Part of a data file:
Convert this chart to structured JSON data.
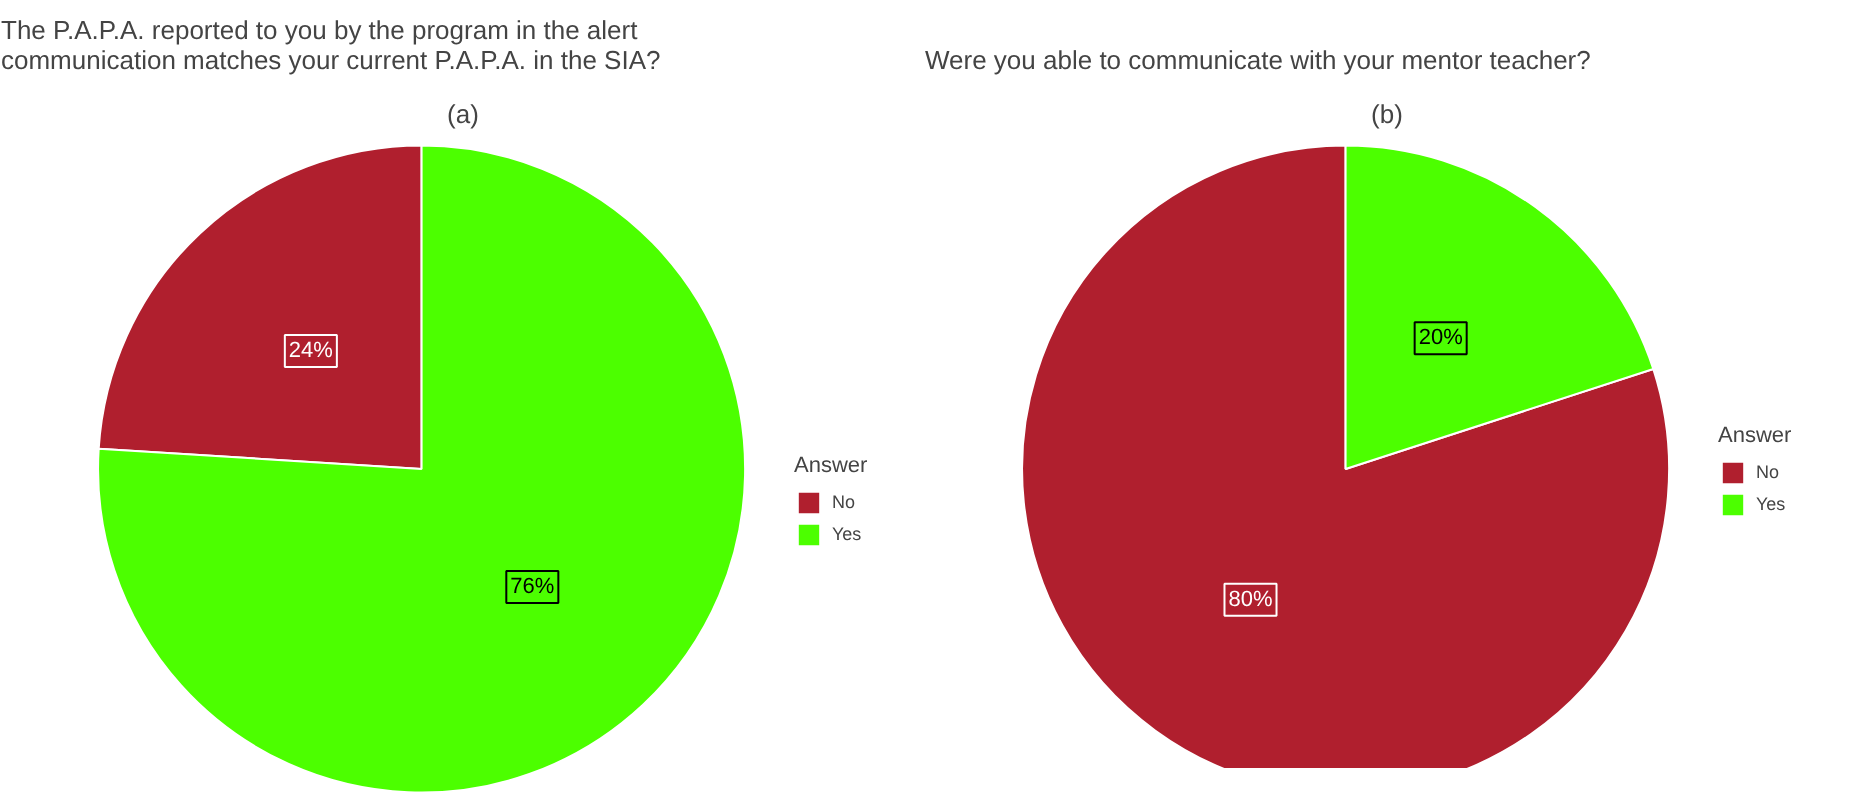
{
  "chart_data": [
    {
      "type": "pie",
      "title": "The P.A.P.A. reported to you by the program in the alert\n communication matches your current P.A.P.A. in the SIA?",
      "subtitle": "(a)",
      "legend_title": "Answer",
      "legend": "right",
      "categories": [
        "No",
        "Yes"
      ],
      "values": [
        24,
        76
      ],
      "value_labels": [
        "24%",
        "76%"
      ],
      "colors": [
        "#b01f2e",
        "#4cff00"
      ]
    },
    {
      "type": "pie",
      "title": "Were you able to communicate with your mentor teacher?",
      "subtitle": "(b)",
      "legend_title": "Answer",
      "legend": "right",
      "categories": [
        "No",
        "Yes"
      ],
      "values": [
        80,
        20
      ],
      "value_labels": [
        "80%",
        "20%"
      ],
      "colors": [
        "#b01f2e",
        "#4cff00"
      ]
    }
  ]
}
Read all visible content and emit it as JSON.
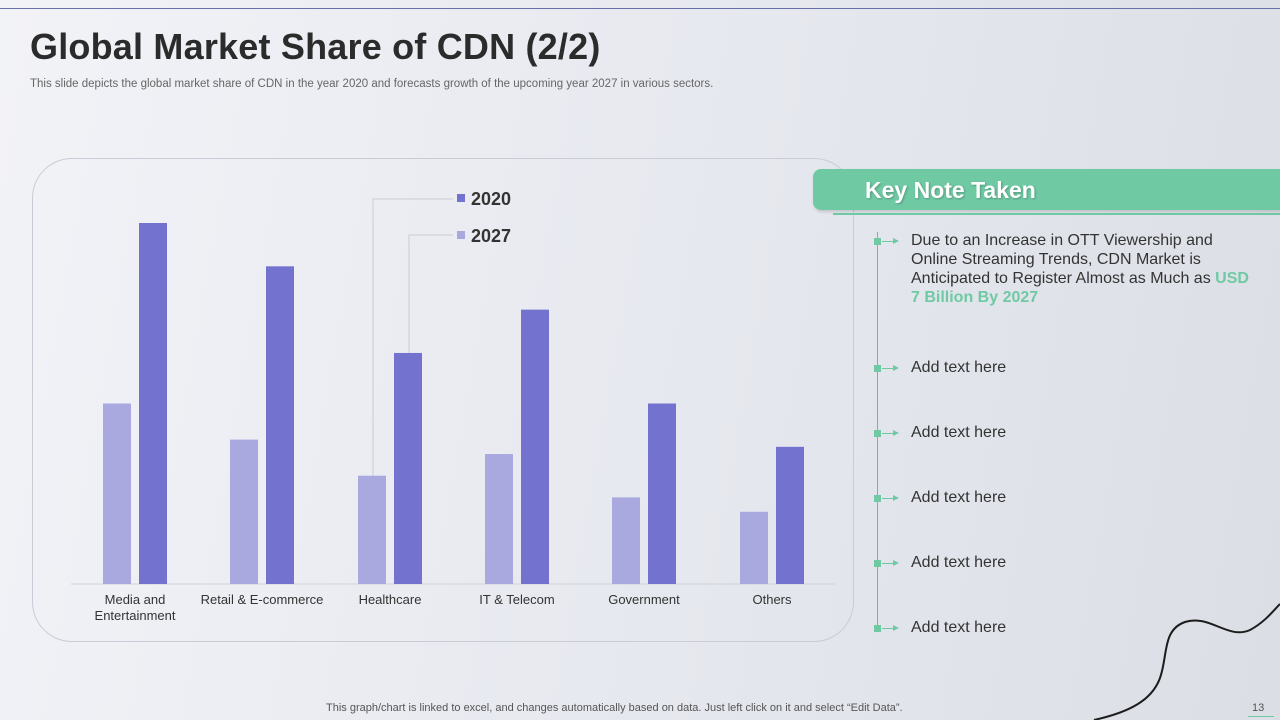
{
  "slide": {
    "title": "Global Market Share of CDN (2/2)",
    "subtitle": "This slide depicts the global market share of CDN in the year 2020 and forecasts growth of the upcoming year 2027 in various sectors.",
    "footer": "This graph/chart is linked to excel, and changes automatically based on data. Just left click on it and select “Edit Data”.",
    "page_number": "13"
  },
  "colors": {
    "series_2020": "#7472cf",
    "series_2027": "#a9a9e0",
    "accent": "#6fcaa4"
  },
  "chart_data": {
    "type": "bar",
    "title": "",
    "xlabel": "",
    "ylabel": "",
    "ylim": [
      0,
      100
    ],
    "grid": false,
    "legend_position": "top-center",
    "categories": [
      "Media and Entertainment",
      "Retail & E-commerce",
      "Healthcare",
      "IT & Telecom",
      "Government",
      "Others"
    ],
    "category_lines": [
      [
        "Media and",
        "Entertainment"
      ],
      [
        "Retail & E-commerce"
      ],
      [
        "Healthcare"
      ],
      [
        "IT & Telecom"
      ],
      [
        "Government"
      ],
      [
        "Others"
      ]
    ],
    "series": [
      {
        "name": "2027",
        "values": [
          50,
          40,
          30,
          36,
          24,
          20
        ]
      },
      {
        "name": "2020",
        "values": [
          100,
          88,
          64,
          76,
          50,
          38
        ]
      }
    ],
    "legend": [
      "2020",
      "2027"
    ]
  },
  "key_note": {
    "title": "Key Note Taken",
    "main_note": {
      "lines": [
        "Due to an Increase in OTT Viewership and",
        "Online Streaming Trends, CDN Market is",
        "Anticipated to Register Almost as Much as"
      ],
      "highlight_a": "USD",
      "highlight_b": "7 Billion By 2027"
    },
    "items": [
      "Add text here",
      "Add text here",
      "Add text here",
      "Add text here",
      "Add text here"
    ]
  }
}
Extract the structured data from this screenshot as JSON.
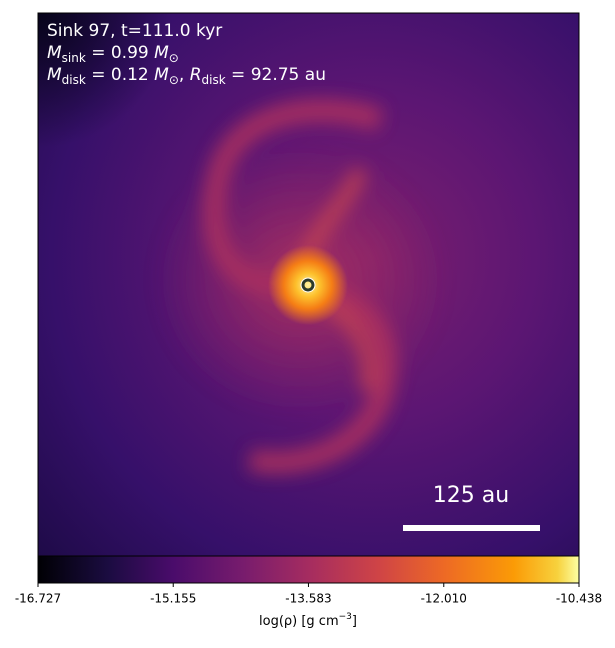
{
  "chart_data": {
    "type": "image",
    "annotations": [
      [
        {
          "text": "Sink 97, t=111.0 kyr"
        }
      ],
      [
        {
          "text": "M"
        },
        {
          "sub": "sink"
        },
        {
          "text": " = 0.99 "
        },
        {
          "text": "M"
        },
        {
          "sub": "⊙"
        }
      ],
      [
        {
          "text": "M"
        },
        {
          "sub": "disk"
        },
        {
          "text": " = 0.12 "
        },
        {
          "text": "M"
        },
        {
          "sub": "⊙"
        },
        {
          "text": ", "
        },
        {
          "text": "R"
        },
        {
          "sub": "disk"
        },
        {
          "text": " = 92.75 au"
        }
      ]
    ],
    "scale_bar_label": "125 au",
    "colorbar": {
      "label": "log(ρ) [g cm",
      "label_sup": "−3",
      "label_end": "]",
      "clim": [
        -16.727,
        -10.438
      ],
      "ticks": [
        -16.727,
        -15.155,
        -13.583,
        {
          "value": -12.01,
          "label": "-12.010"
        },
        -10.438
      ]
    }
  }
}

Task objective: Write out the full listing verbatim, excluding its pictures.

Written reply:
Convert this chart to structured JSON data.
{
  "chart_data": [
    {
      "type": "pie",
      "title": "The P.A.P.A. reported to you by the program in the alert\n communication matches your current P.A.P.A. in the SIA?",
      "subtitle": "(a)",
      "legend_title": "Answer",
      "legend": "right",
      "categories": [
        "No",
        "Yes"
      ],
      "values": [
        24,
        76
      ],
      "value_labels": [
        "24%",
        "76%"
      ],
      "colors": [
        "#b01f2e",
        "#4cff00"
      ]
    },
    {
      "type": "pie",
      "title": "Were you able to communicate with your mentor teacher?",
      "subtitle": "(b)",
      "legend_title": "Answer",
      "legend": "right",
      "categories": [
        "No",
        "Yes"
      ],
      "values": [
        80,
        20
      ],
      "value_labels": [
        "80%",
        "20%"
      ],
      "colors": [
        "#b01f2e",
        "#4cff00"
      ]
    }
  ]
}
Read all visible content and emit it as JSON.
{
  "slide": {
    "title": "Global Market Share of CDN (2/2)",
    "subtitle": "This slide depicts the global market share of CDN in the year 2020 and forecasts growth of the upcoming year 2027 in various sectors.",
    "footer": "This graph/chart is linked to excel, and changes automatically based on data. Just left click on it and select “Edit Data”.",
    "page_number": "13"
  },
  "colors": {
    "series_2020": "#7472cf",
    "series_2027": "#a9a9e0",
    "accent": "#6fcaa4"
  },
  "chart_data": {
    "type": "bar",
    "title": "",
    "xlabel": "",
    "ylabel": "",
    "ylim": [
      0,
      100
    ],
    "grid": false,
    "legend_position": "top-center",
    "categories": [
      "Media and Entertainment",
      "Retail & E-commerce",
      "Healthcare",
      "IT & Telecom",
      "Government",
      "Others"
    ],
    "category_lines": [
      [
        "Media and",
        "Entertainment"
      ],
      [
        "Retail & E-commerce"
      ],
      [
        "Healthcare"
      ],
      [
        "IT & Telecom"
      ],
      [
        "Government"
      ],
      [
        "Others"
      ]
    ],
    "series": [
      {
        "name": "2027",
        "values": [
          50,
          40,
          30,
          36,
          24,
          20
        ]
      },
      {
        "name": "2020",
        "values": [
          100,
          88,
          64,
          76,
          50,
          38
        ]
      }
    ],
    "legend": [
      "2020",
      "2027"
    ]
  },
  "key_note": {
    "title": "Key Note Taken",
    "main_note": {
      "lines": [
        "Due to an Increase in OTT Viewership and",
        "Online Streaming Trends, CDN Market is",
        "Anticipated to Register Almost as Much as"
      ],
      "highlight_a": "USD",
      "highlight_b": "7 Billion By 2027"
    },
    "items": [
      "Add text here",
      "Add text here",
      "Add text here",
      "Add text here",
      "Add text here"
    ]
  }
}
Extract the structured data from this screenshot as JSON.
{
  "chart_data": {
    "type": "image",
    "annotations": [
      [
        {
          "text": "Sink 97, t=111.0 kyr"
        }
      ],
      [
        {
          "text": "M"
        },
        {
          "sub": "sink"
        },
        {
          "text": " = 0.99 "
        },
        {
          "text": "M"
        },
        {
          "sub": "⊙"
        }
      ],
      [
        {
          "text": "M"
        },
        {
          "sub": "disk"
        },
        {
          "text": " = 0.12 "
        },
        {
          "text": "M"
        },
        {
          "sub": "⊙"
        },
        {
          "text": ", "
        },
        {
          "text": "R"
        },
        {
          "sub": "disk"
        },
        {
          "text": " = 92.75 au"
        }
      ]
    ],
    "scale_bar_label": "125 au",
    "colorbar": {
      "label": "log(ρ) [g cm",
      "label_sup": "−3",
      "label_end": "]",
      "clim": [
        -16.727,
        -10.438
      ],
      "ticks": [
        -16.727,
        -15.155,
        -13.583,
        {
          "value": -12.01,
          "label": "-12.010"
        },
        -10.438
      ]
    }
  }
}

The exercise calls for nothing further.